Material provided:
------------

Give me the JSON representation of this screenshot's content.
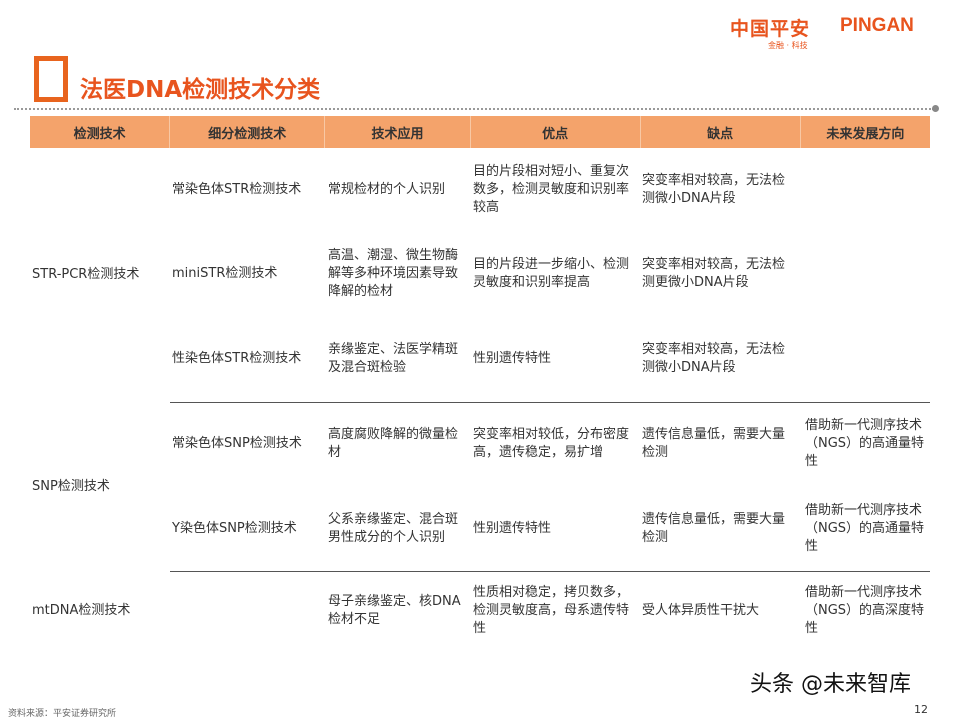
{
  "logo": {
    "cn": "中国平安",
    "en": "PINGAN",
    "sub": "金融 · 科技"
  },
  "title": "法医DNA检测技术分类",
  "headers": [
    "检测技术",
    "细分检测技术",
    "技术应用",
    "优点",
    "缺点",
    "未来发展方向"
  ],
  "groups": [
    "STR-PCR检测技术",
    "SNP检测技术",
    "mtDNA检测技术"
  ],
  "rows": [
    [
      "常染色体STR检测技术",
      "常规检材的个人识别",
      "目的片段相对短小、重复次数多，检测灵敏度和识别率较高",
      "突变率相对较高，无法检测微小DNA片段",
      ""
    ],
    [
      "miniSTR检测技术",
      "高温、潮湿、微生物酶解等多种环境因素导致降解的检材",
      "目的片段进一步缩小、检测灵敏度和识别率提高",
      "突变率相对较高，无法检测更微小DNA片段",
      ""
    ],
    [
      "性染色体STR检测技术",
      "亲缘鉴定、法医学精斑及混合斑检验",
      "性别遗传特性",
      "突变率相对较高，无法检测微小DNA片段",
      ""
    ],
    [
      "常染色体SNP检测技术",
      "高度腐败降解的微量检材",
      "突变率相对较低，分布密度高，遗传稳定，易扩增",
      "遗传信息量低，需要大量检测",
      "借助新一代测序技术（NGS）的高通量特性"
    ],
    [
      "Y染色体SNP检测技术",
      "父系亲缘鉴定、混合斑男性成分的个人识别",
      "性别遗传特性",
      "遗传信息量低，需要大量检测",
      "借助新一代测序技术（NGS）的高通量特性"
    ],
    [
      "",
      "母子亲缘鉴定、核DNA检材不足",
      "性质相对稳定，拷贝数多，检测灵敏度高，母系遗传特性",
      "受人体异质性干扰大",
      "借助新一代测序技术（NGS）的高深度特性"
    ]
  ],
  "source": "资料来源：平安证券研究所",
  "watermark": "头条 @未来智库",
  "page": "12",
  "colors": {
    "accent": "#e8541e",
    "header_bg": "#f4a36b"
  }
}
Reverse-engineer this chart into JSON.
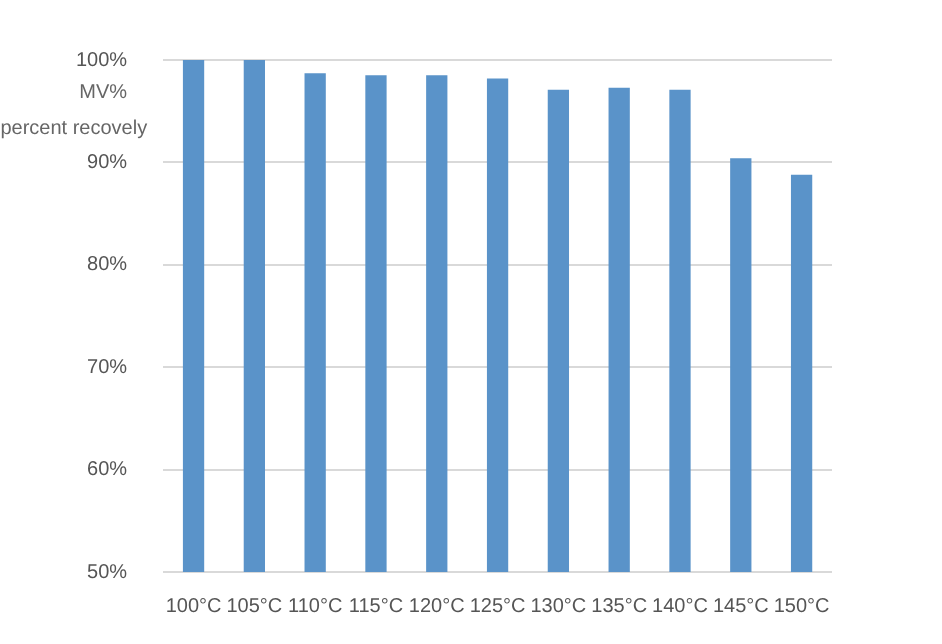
{
  "chart_data": {
    "type": "bar",
    "ylabel": "MV%\npercent recovely",
    "categories": [
      "100°C",
      "105°C",
      "110°C",
      "115°C",
      "120°C",
      "125°C",
      "130°C",
      "135°C",
      "140°C",
      "145°C",
      "150°C"
    ],
    "values": [
      100,
      100,
      98.7,
      98.5,
      98.5,
      98.2,
      97.1,
      97.3,
      97.1,
      90.4,
      88.8
    ],
    "color": "#5a93c9",
    "ylim": [
      50,
      100
    ],
    "yticks": [
      {
        "value": 50,
        "label": "50%"
      },
      {
        "value": 60,
        "label": "60%"
      },
      {
        "value": 70,
        "label": "70%"
      },
      {
        "value": 80,
        "label": "80%"
      },
      {
        "value": 90,
        "label": "90%"
      },
      {
        "value": 100,
        "label": "100%"
      }
    ],
    "grid": "y",
    "legend": false
  }
}
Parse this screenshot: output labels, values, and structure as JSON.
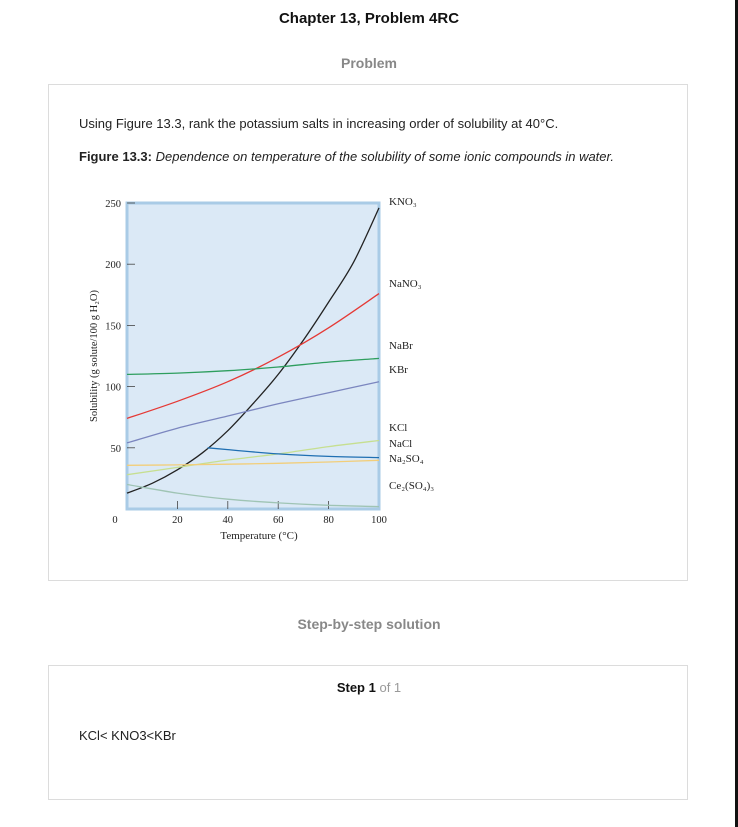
{
  "header": {
    "chapter_title": "Chapter 13, Problem 4RC",
    "problem_heading": "Problem"
  },
  "problem": {
    "question": "Using Figure 13.3, rank the potassium salts in increasing order of solubility at 40°C.",
    "figure_label": "Figure 13.3:",
    "figure_caption": "Dependence on temperature of the solubility of some ionic compounds in water."
  },
  "chart_data": {
    "type": "line",
    "xlabel": "Temperature (°C)",
    "ylabel": "Solubility (g solute/100 g H₂O)",
    "xlim": [
      0,
      100
    ],
    "ylim": [
      0,
      250
    ],
    "x_ticks": [
      "0",
      "20",
      "40",
      "60",
      "80",
      "100"
    ],
    "y_ticks": [
      "50",
      "100",
      "150",
      "200",
      "250"
    ],
    "background": "#dbe9f6",
    "border_color": "#a9cbe6",
    "series": [
      {
        "name": "KNO₃",
        "color": "#222222",
        "x": [
          0,
          10,
          20,
          30,
          40,
          50,
          60,
          70,
          80,
          90,
          100
        ],
        "y": [
          13,
          21,
          32,
          46,
          64,
          86,
          110,
          138,
          169,
          202,
          246
        ]
      },
      {
        "name": "NaNO₃",
        "color": "#e53935",
        "x": [
          0,
          20,
          40,
          60,
          80,
          100
        ],
        "y": [
          74,
          88,
          104,
          124,
          148,
          176
        ]
      },
      {
        "name": "NaBr",
        "color": "#2e9e5e",
        "x": [
          0,
          20,
          40,
          60,
          80,
          100
        ],
        "y": [
          110,
          111,
          113,
          116,
          120,
          123
        ]
      },
      {
        "name": "KBr",
        "color": "#7b86bf",
        "x": [
          0,
          20,
          40,
          60,
          80,
          100
        ],
        "y": [
          54,
          66,
          76,
          86,
          95,
          104
        ]
      },
      {
        "name": "KCl",
        "color": "#c6df90",
        "x": [
          0,
          20,
          40,
          60,
          80,
          100
        ],
        "y": [
          28,
          34,
          40,
          45,
          51,
          56
        ]
      },
      {
        "name": "NaCl",
        "color": "#f2ce7a",
        "x": [
          0,
          20,
          40,
          60,
          80,
          100
        ],
        "y": [
          35.7,
          36,
          36.6,
          37.3,
          38.4,
          39.8
        ]
      },
      {
        "name": "Na₂SO₄",
        "color": "#1f6fb2",
        "x": [
          32,
          40,
          60,
          80,
          100
        ],
        "y": [
          50,
          48.5,
          45,
          43,
          42
        ]
      },
      {
        "name": "Ce₂(SO₄)₃",
        "color": "#9fc4b4",
        "x": [
          0,
          20,
          40,
          60,
          80,
          100
        ],
        "y": [
          20,
          13,
          8,
          5,
          3,
          2
        ]
      }
    ]
  },
  "solution": {
    "heading": "Step-by-step solution",
    "step_word": "Step 1",
    "step_of": "of 1",
    "answer": "KCl< KNO3<KBr"
  }
}
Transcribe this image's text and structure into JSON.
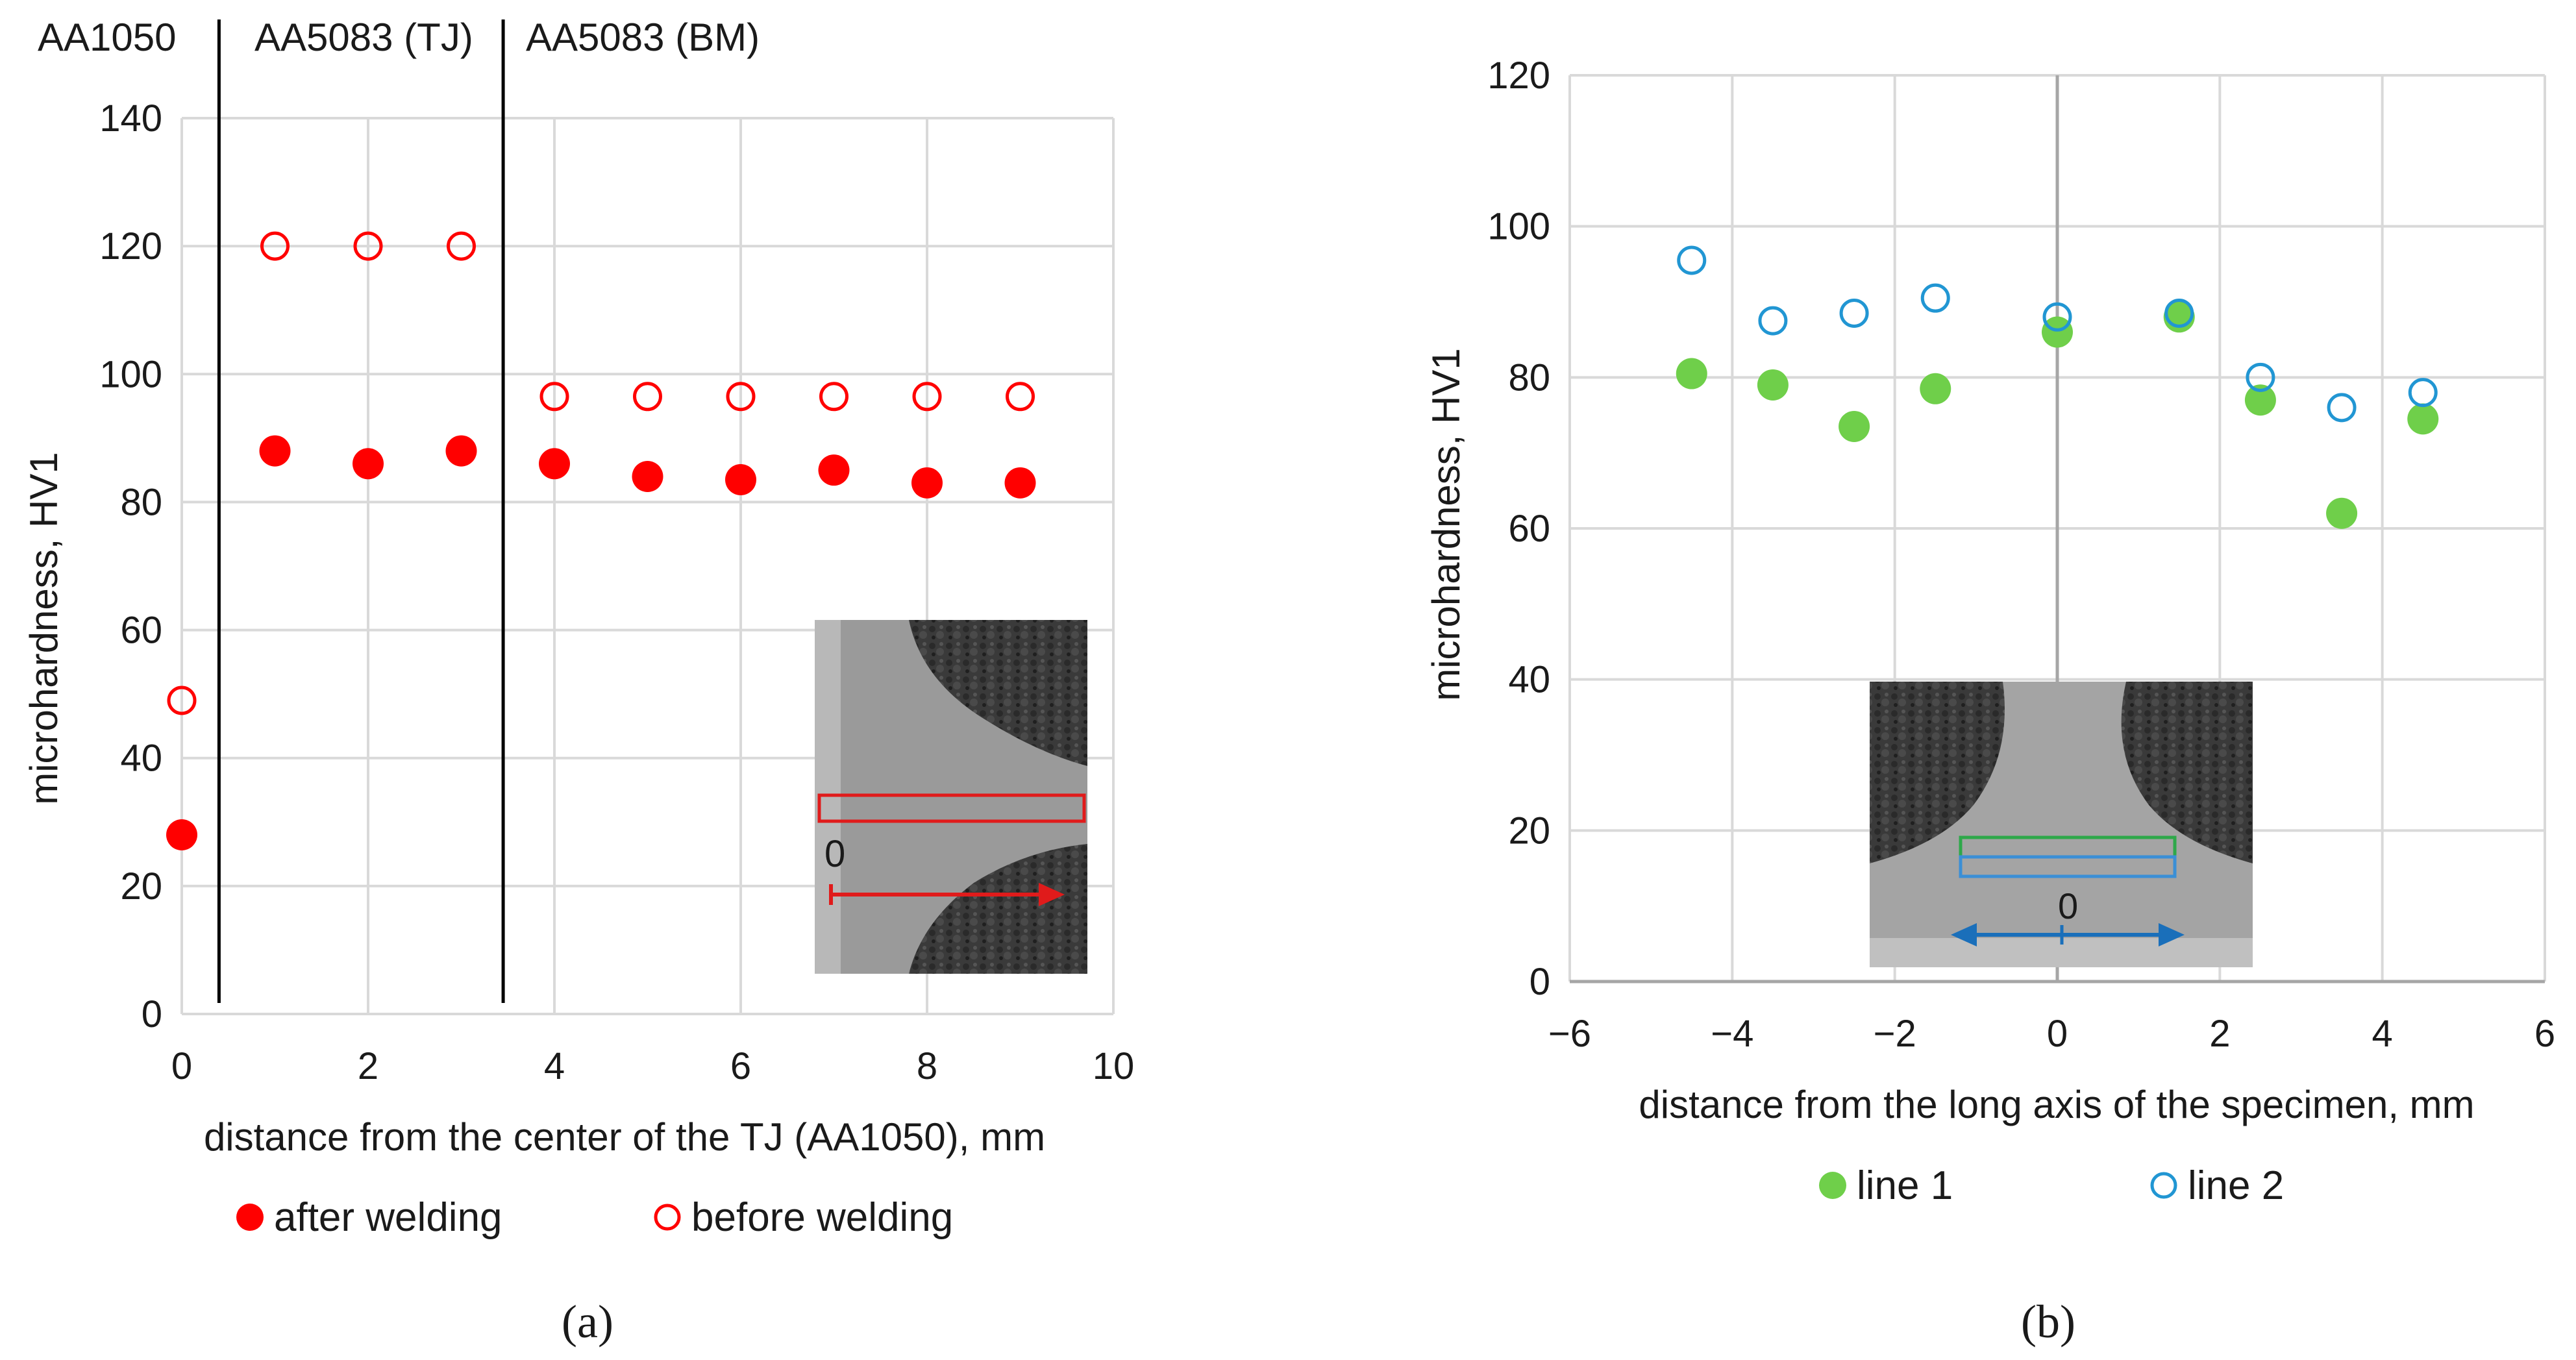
{
  "chart_data": [
    {
      "panel_caption": "(a)",
      "type": "scatter",
      "xlabel": "distance from the center of the TJ (AA1050), mm",
      "ylabel": "microhardness, HV1",
      "xlim": [
        0,
        10
      ],
      "ylim": [
        0,
        140
      ],
      "xticks": [
        0,
        2,
        4,
        6,
        8,
        10
      ],
      "yticks": [
        0,
        20,
        40,
        60,
        80,
        100,
        120,
        140
      ],
      "grid": true,
      "legend_position": "bottom",
      "region_labels": [
        "AA1050",
        "AA5083 (TJ)",
        "AA5083 (BM)"
      ],
      "region_boundaries_x": [
        0.4,
        3.45
      ],
      "inset": {
        "zero_label": "0",
        "marker_color": "#e01b1b"
      },
      "series": [
        {
          "name": "after welding",
          "marker": "filled-circle",
          "color": "#ff0000",
          "x": [
            0,
            1,
            2,
            3,
            4,
            5,
            6,
            7,
            8,
            9
          ],
          "y": [
            28,
            88,
            86,
            88,
            86,
            84,
            83.5,
            85,
            83,
            83
          ]
        },
        {
          "name": "before welding",
          "marker": "open-circle",
          "color": "#ff0000",
          "x": [
            0,
            1,
            2,
            3,
            4,
            5,
            6,
            7,
            8,
            9
          ],
          "y": [
            49,
            120,
            120,
            120,
            96.5,
            96.5,
            96.5,
            96.5,
            96.5,
            96.5
          ]
        }
      ]
    },
    {
      "panel_caption": "(b)",
      "type": "scatter",
      "xlabel": "distance from the long axis of the specimen, mm",
      "ylabel": "microhardness, HV1",
      "xlim": [
        -6,
        6
      ],
      "ylim": [
        0,
        120
      ],
      "xticks": [
        -6,
        -4,
        -2,
        0,
        2,
        4,
        6
      ],
      "xtick_labels": [
        "−6",
        "−4",
        "−2",
        "0",
        "2",
        "4",
        "6"
      ],
      "yticks": [
        0,
        20,
        40,
        60,
        80,
        100,
        120
      ],
      "grid": true,
      "legend_position": "bottom",
      "inset": {
        "zero_label": "0",
        "line1_color": "#2ea84a",
        "line2_color": "#3b8fd6",
        "arrow_color": "#1a6fba"
      },
      "series": [
        {
          "name": "line 1",
          "marker": "filled-circle",
          "color": "#6fcf4a",
          "x": [
            -4.5,
            -3.5,
            -2.5,
            -1.5,
            0,
            1.5,
            2.5,
            3.5,
            4.5
          ],
          "y": [
            80.5,
            79,
            73.5,
            78.5,
            86,
            88,
            77,
            62,
            74.5
          ]
        },
        {
          "name": "line 2",
          "marker": "open-circle",
          "color": "#2196d3",
          "x": [
            -4.5,
            -3.5,
            -2.5,
            -1.5,
            0,
            1.5,
            2.5,
            3.5,
            4.5
          ],
          "y": [
            95.5,
            87.5,
            88.5,
            90.5,
            88,
            88.5,
            80,
            76,
            78
          ]
        }
      ]
    }
  ]
}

------------

Exercise brief:
Return each line that includes "into".

Result of this task:
Reverse-engineer this chart into JSON.
Transcribe this image's text and structure into JSON.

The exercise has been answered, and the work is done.